-- Start Excerpted records --

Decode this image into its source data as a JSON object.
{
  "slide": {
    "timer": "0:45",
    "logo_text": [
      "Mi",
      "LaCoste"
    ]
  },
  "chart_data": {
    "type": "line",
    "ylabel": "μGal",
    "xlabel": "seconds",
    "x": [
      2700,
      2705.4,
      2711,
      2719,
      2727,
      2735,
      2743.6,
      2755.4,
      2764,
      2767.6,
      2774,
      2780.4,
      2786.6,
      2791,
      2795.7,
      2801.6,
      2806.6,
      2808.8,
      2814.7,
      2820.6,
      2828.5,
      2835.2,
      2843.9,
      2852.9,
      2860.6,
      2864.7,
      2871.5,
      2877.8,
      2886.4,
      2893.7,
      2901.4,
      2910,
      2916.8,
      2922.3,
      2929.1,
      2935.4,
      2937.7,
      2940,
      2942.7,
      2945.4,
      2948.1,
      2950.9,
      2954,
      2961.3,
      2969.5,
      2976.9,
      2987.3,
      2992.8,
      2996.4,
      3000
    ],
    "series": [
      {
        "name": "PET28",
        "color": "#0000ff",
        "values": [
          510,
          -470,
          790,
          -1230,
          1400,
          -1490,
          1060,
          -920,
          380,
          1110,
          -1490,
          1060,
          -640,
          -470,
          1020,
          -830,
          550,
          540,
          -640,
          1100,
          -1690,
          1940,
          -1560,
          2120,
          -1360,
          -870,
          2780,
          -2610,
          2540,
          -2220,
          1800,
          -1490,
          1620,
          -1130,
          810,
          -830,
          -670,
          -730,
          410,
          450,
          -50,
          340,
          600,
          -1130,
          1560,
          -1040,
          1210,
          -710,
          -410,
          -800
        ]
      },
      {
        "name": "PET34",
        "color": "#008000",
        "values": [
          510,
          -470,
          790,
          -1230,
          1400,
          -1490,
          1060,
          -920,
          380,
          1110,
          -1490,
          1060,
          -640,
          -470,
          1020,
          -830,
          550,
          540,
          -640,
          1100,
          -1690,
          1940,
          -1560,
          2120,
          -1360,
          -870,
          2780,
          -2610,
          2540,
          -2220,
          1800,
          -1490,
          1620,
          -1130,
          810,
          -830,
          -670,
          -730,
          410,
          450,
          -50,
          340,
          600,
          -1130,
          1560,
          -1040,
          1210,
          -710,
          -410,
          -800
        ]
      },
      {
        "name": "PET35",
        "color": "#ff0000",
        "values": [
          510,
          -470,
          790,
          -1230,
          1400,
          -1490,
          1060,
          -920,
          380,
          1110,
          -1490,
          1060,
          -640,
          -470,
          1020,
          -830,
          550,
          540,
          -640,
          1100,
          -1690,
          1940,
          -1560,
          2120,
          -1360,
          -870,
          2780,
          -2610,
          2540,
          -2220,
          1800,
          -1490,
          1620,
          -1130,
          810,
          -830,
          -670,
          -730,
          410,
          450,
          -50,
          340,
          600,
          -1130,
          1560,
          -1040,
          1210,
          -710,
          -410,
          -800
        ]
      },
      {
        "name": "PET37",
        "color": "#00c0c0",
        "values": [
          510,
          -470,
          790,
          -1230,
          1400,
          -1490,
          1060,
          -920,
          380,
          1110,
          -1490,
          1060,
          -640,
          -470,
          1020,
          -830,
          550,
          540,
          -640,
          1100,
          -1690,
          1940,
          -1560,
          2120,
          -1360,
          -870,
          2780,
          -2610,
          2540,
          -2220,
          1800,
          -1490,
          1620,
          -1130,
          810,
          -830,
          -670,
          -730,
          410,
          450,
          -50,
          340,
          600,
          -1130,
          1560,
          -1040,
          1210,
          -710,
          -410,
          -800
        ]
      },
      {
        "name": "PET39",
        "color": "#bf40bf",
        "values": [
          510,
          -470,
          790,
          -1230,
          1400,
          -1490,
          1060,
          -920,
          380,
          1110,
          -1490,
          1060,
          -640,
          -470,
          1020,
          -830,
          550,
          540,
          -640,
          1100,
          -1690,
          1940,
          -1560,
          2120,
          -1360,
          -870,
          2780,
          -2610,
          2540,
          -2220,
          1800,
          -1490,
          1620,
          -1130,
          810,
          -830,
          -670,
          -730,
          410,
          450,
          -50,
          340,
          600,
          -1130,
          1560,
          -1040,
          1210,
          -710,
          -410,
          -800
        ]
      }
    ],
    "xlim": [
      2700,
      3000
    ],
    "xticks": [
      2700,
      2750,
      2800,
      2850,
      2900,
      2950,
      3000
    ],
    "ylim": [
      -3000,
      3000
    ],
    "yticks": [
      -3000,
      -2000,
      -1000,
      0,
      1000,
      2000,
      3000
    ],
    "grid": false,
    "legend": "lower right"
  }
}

-- End Excerpted records --

● **Exercise goal**
Each record must be returned exactly as it is written.

● **Complete response**
Decode this image into its source data as a JSON object.
{
  "slide": {
    "timer": "0:45",
    "logo_text": [
      "Mi",
      "LaCoste"
    ]
  },
  "chart_data": {
    "type": "line",
    "ylabel": "μGal",
    "xlabel": "seconds",
    "x": [
      2700,
      2705.4,
      2711,
      2719,
      2727,
      2735,
      2743.6,
      2755.4,
      2764,
      2767.6,
      2774,
      2780.4,
      2786.6,
      2791,
      2795.7,
      2801.6,
      2806.6,
      2808.8,
      2814.7,
      2820.6,
      2828.5,
      2835.2,
      2843.9,
      2852.9,
      2860.6,
      2864.7,
      2871.5,
      2877.8,
      2886.4,
      2893.7,
      2901.4,
      2910,
      2916.8,
      2922.3,
      2929.1,
      2935.4,
      2937.7,
      2940,
      2942.7,
      2945.4,
      2948.1,
      2950.9,
      2954,
      2961.3,
      2969.5,
      2976.9,
      2987.3,
      2992.8,
      2996.4,
      3000
    ],
    "series": [
      {
        "name": "PET28",
        "color": "#0000ff",
        "values": [
          510,
          -470,
          790,
          -1230,
          1400,
          -1490,
          1060,
          -920,
          380,
          1110,
          -1490,
          1060,
          -640,
          -470,
          1020,
          -830,
          550,
          540,
          -640,
          1100,
          -1690,
          1940,
          -1560,
          2120,
          -1360,
          -870,
          2780,
          -2610,
          2540,
          -2220,
          1800,
          -1490,
          1620,
          -1130,
          810,
          -830,
          -670,
          -730,
          410,
          450,
          -50,
          340,
          600,
          -1130,
          1560,
          -1040,
          1210,
          -710,
          -410,
          -800
        ]
      },
      {
        "name": "PET34",
        "color": "#008000",
        "values": [
          510,
          -470,
          790,
          -1230,
          1400,
          -1490,
          1060,
          -920,
          380,
          1110,
          -1490,
          1060,
          -640,
          -470,
          1020,
          -830,
          550,
          540,
          -640,
          1100,
          -1690,
          1940,
          -1560,
          2120,
          -1360,
          -870,
          2780,
          -2610,
          2540,
          -2220,
          1800,
          -1490,
          1620,
          -1130,
          810,
          -830,
          -670,
          -730,
          410,
          450,
          -50,
          340,
          600,
          -1130,
          1560,
          -1040,
          1210,
          -710,
          -410,
          -800
        ]
      },
      {
        "name": "PET35",
        "color": "#ff0000",
        "values": [
          510,
          -470,
          790,
          -1230,
          1400,
          -1490,
          1060,
          -920,
          380,
          1110,
          -1490,
          1060,
          -640,
          -470,
          1020,
          -830,
          550,
          540,
          -640,
          1100,
          -1690,
          1940,
          -1560,
          2120,
          -1360,
          -870,
          2780,
          -2610,
          2540,
          -2220,
          1800,
          -1490,
          1620,
          -1130,
          810,
          -830,
          -670,
          -730,
          410,
          450,
          -50,
          340,
          600,
          -1130,
          1560,
          -1040,
          1210,
          -710,
          -410,
          -800
        ]
      },
      {
        "name": "PET37",
        "color": "#00c0c0",
        "values": [
          510,
          -470,
          790,
          -1230,
          1400,
          -1490,
          1060,
          -920,
          380,
          1110,
          -1490,
          1060,
          -640,
          -470,
          1020,
          -830,
          550,
          540,
          -640,
          1100,
          -1690,
          1940,
          -1560,
          2120,
          -1360,
          -870,
          2780,
          -2610,
          2540,
          -2220,
          1800,
          -1490,
          1620,
          -1130,
          810,
          -830,
          -670,
          -730,
          410,
          450,
          -50,
          340,
          600,
          -1130,
          1560,
          -1040,
          1210,
          -710,
          -410,
          -800
        ]
      },
      {
        "name": "PET39",
        "color": "#bf40bf",
        "values": [
          510,
          -470,
          790,
          -1230,
          1400,
          -1490,
          1060,
          -920,
          380,
          1110,
          -1490,
          1060,
          -640,
          -470,
          1020,
          -830,
          550,
          540,
          -640,
          1100,
          -1690,
          1940,
          -1560,
          2120,
          -1360,
          -870,
          2780,
          -2610,
          2540,
          -2220,
          1800,
          -1490,
          1620,
          -1130,
          810,
          -830,
          -670,
          -730,
          410,
          450,
          -50,
          340,
          600,
          -1130,
          1560,
          -1040,
          1210,
          -710,
          -410,
          -800
        ]
      }
    ],
    "xlim": [
      2700,
      3000
    ],
    "xticks": [
      2700,
      2750,
      2800,
      2850,
      2900,
      2950,
      3000
    ],
    "ylim": [
      -3000,
      3000
    ],
    "yticks": [
      -3000,
      -2000,
      -1000,
      0,
      1000,
      2000,
      3000
    ],
    "grid": false,
    "legend": "lower right"
  }
}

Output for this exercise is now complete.